** start **

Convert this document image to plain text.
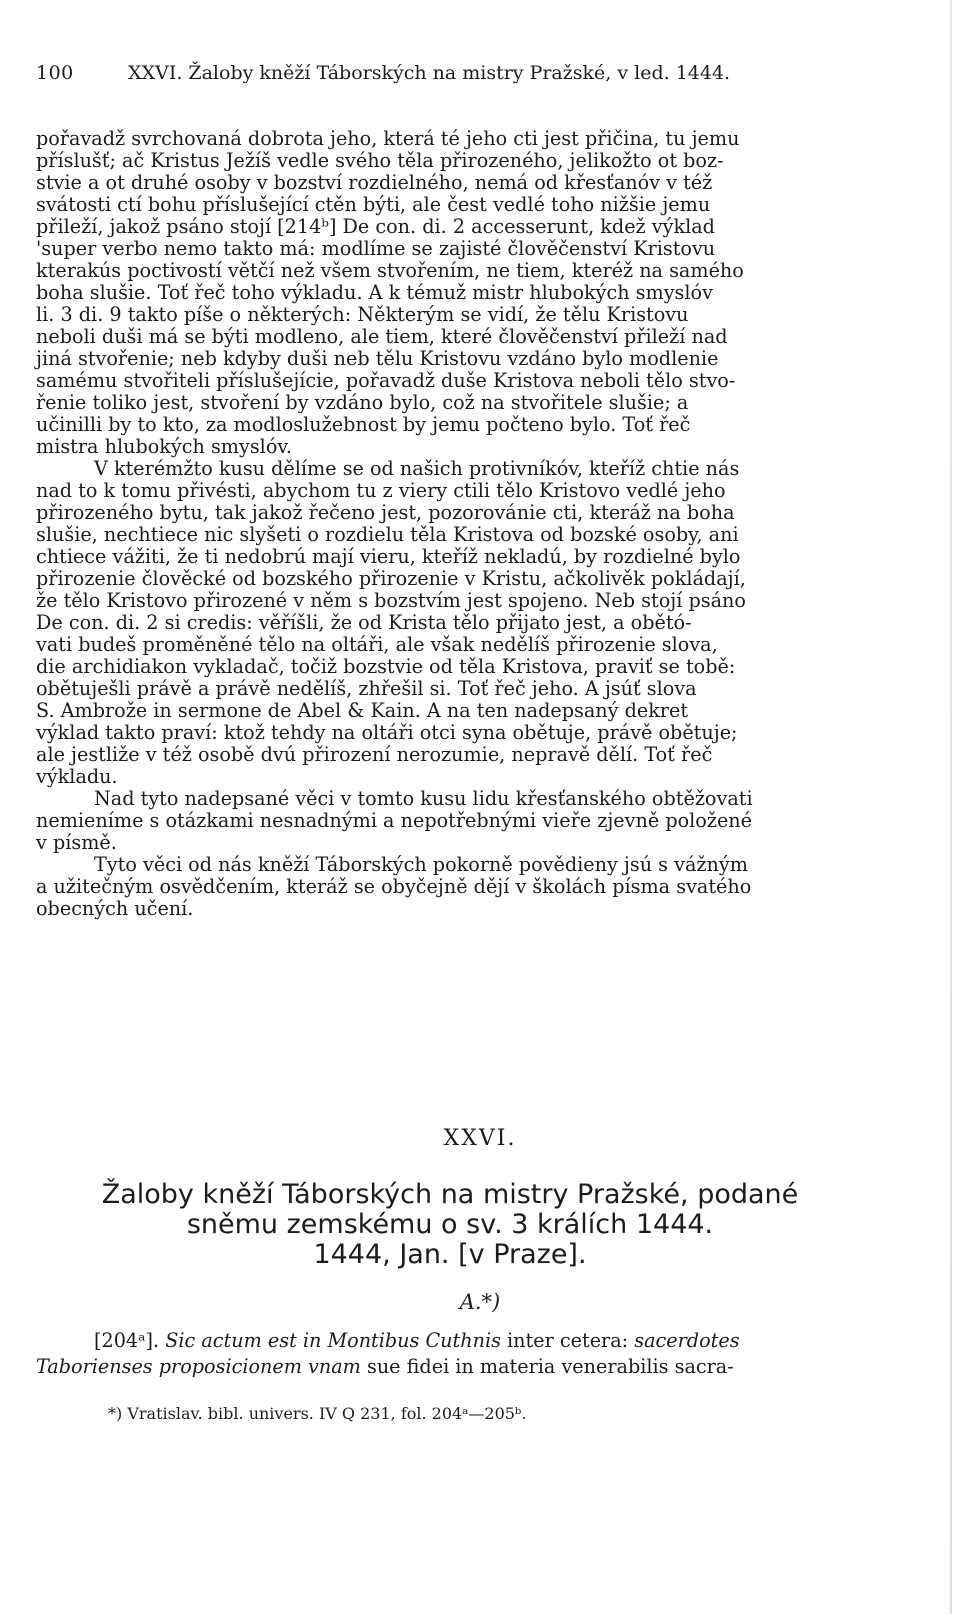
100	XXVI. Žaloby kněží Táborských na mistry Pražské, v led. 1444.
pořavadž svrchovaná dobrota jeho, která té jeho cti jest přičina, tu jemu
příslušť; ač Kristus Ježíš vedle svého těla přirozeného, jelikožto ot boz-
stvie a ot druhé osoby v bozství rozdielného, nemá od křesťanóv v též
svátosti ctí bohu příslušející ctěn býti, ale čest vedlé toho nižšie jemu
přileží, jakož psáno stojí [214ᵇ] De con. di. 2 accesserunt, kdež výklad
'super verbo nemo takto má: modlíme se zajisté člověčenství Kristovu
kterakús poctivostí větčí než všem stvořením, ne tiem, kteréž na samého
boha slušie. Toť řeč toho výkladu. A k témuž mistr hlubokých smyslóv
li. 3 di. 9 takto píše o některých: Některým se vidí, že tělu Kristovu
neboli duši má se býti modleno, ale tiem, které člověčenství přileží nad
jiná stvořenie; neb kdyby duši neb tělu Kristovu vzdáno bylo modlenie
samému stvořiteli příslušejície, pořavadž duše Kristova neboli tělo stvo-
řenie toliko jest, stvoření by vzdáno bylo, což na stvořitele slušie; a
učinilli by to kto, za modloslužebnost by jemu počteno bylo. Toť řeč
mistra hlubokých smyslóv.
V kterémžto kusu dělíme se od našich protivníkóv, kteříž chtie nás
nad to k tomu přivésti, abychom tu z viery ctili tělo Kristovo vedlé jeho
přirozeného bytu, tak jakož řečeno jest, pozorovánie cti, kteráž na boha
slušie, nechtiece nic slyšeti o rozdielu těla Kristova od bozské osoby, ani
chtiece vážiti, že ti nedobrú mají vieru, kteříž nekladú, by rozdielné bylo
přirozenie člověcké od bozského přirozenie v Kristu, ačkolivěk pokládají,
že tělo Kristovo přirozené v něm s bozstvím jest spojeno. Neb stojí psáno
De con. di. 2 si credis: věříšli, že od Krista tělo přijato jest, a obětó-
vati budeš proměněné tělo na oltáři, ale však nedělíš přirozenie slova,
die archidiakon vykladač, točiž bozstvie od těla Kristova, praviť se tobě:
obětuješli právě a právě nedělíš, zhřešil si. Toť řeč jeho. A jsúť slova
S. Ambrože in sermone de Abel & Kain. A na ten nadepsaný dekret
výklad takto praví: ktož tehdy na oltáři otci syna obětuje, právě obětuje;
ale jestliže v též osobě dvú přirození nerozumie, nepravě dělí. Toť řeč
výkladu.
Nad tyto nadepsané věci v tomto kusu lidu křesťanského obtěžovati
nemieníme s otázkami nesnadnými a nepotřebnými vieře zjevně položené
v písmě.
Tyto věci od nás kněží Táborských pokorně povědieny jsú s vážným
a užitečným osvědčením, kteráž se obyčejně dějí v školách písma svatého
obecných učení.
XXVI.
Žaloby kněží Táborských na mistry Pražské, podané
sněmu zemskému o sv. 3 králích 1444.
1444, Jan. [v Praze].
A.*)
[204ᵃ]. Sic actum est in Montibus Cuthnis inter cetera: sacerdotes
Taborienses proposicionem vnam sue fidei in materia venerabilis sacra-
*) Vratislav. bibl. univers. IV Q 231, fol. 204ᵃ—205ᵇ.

** end **

SHORT TASK:
Make a verbatim copy of all the entries and strip out the pictures.

EXERCISE SOLUTION:
Convert this document image to plain text.
100	XXVI. Žaloby kněží Táborských na mistry Pražské, v led. 1444.
pořavadž svrchovaná dobrota jeho, která té jeho cti jest přičina, tu jemu
příslušť; ač Kristus Ježíš vedle svého těla přirozeného, jelikožto ot boz-
stvie a ot druhé osoby v bozství rozdielného, nemá od křesťanóv v též
svátosti ctí bohu příslušející ctěn býti, ale čest vedlé toho nižšie jemu
přileží, jakož psáno stojí [214ᵇ] De con. di. 2 accesserunt, kdež výklad
'super verbo nemo takto má: modlíme se zajisté člověčenství Kristovu
kterakús poctivostí větčí než všem stvořením, ne tiem, kteréž na samého
boha slušie. Toť řeč toho výkladu. A k témuž mistr hlubokých smyslóv
li. 3 di. 9 takto píše o některých: Některým se vidí, že tělu Kristovu
neboli duši má se býti modleno, ale tiem, které člověčenství přileží nad
jiná stvořenie; neb kdyby duši neb tělu Kristovu vzdáno bylo modlenie
samému stvořiteli příslušejície, pořavadž duše Kristova neboli tělo stvo-
řenie toliko jest, stvoření by vzdáno bylo, což na stvořitele slušie; a
učinilli by to kto, za modloslužebnost by jemu počteno bylo. Toť řeč
mistra hlubokých smyslóv.
V kterémžto kusu dělíme se od našich protivníkóv, kteříž chtie nás
nad to k tomu přivésti, abychom tu z viery ctili tělo Kristovo vedlé jeho
přirozeného bytu, tak jakož řečeno jest, pozorovánie cti, kteráž na boha
slušie, nechtiece nic slyšeti o rozdielu těla Kristova od bozské osoby, ani
chtiece vážiti, že ti nedobrú mají vieru, kteříž nekladú, by rozdielné bylo
přirozenie člověcké od bozského přirozenie v Kristu, ačkolivěk pokládají,
že tělo Kristovo přirozené v něm s bozstvím jest spojeno. Neb stojí psáno
De con. di. 2 si credis: věříšli, že od Krista tělo přijato jest, a obětó-
vati budeš proměněné tělo na oltáři, ale však nedělíš přirozenie slova,
die archidiakon vykladač, točiž bozstvie od těla Kristova, praviť se tobě:
obětuješli právě a právě nedělíš, zhřešil si. Toť řeč jeho. A jsúť slova
S. Ambrože in sermone de Abel & Kain. A na ten nadepsaný dekret
výklad takto praví: ktož tehdy na oltáři otci syna obětuje, právě obětuje;
ale jestliže v též osobě dvú přirození nerozumie, nepravě dělí. Toť řeč
výkladu.
Nad tyto nadepsané věci v tomto kusu lidu křesťanského obtěžovati
nemieníme s otázkami nesnadnými a nepotřebnými vieře zjevně položené
v písmě.
Tyto věci od nás kněží Táborských pokorně povědieny jsú s vážným
a užitečným osvědčením, kteráž se obyčejně dějí v školách písma svatého
obecných učení.
XXVI.
Žaloby kněží Táborských na mistry Pražské, podané
sněmu zemskému o sv. 3 králích 1444.
1444, Jan. [v Praze].
A.*)
[204ᵃ]. Sic actum est in Montibus Cuthnis inter cetera: sacerdotes
Taborienses proposicionem vnam sue fidei in materia venerabilis sacra-
*) Vratislav. bibl. univers. IV Q 231, fol. 204ᵃ—205ᵇ.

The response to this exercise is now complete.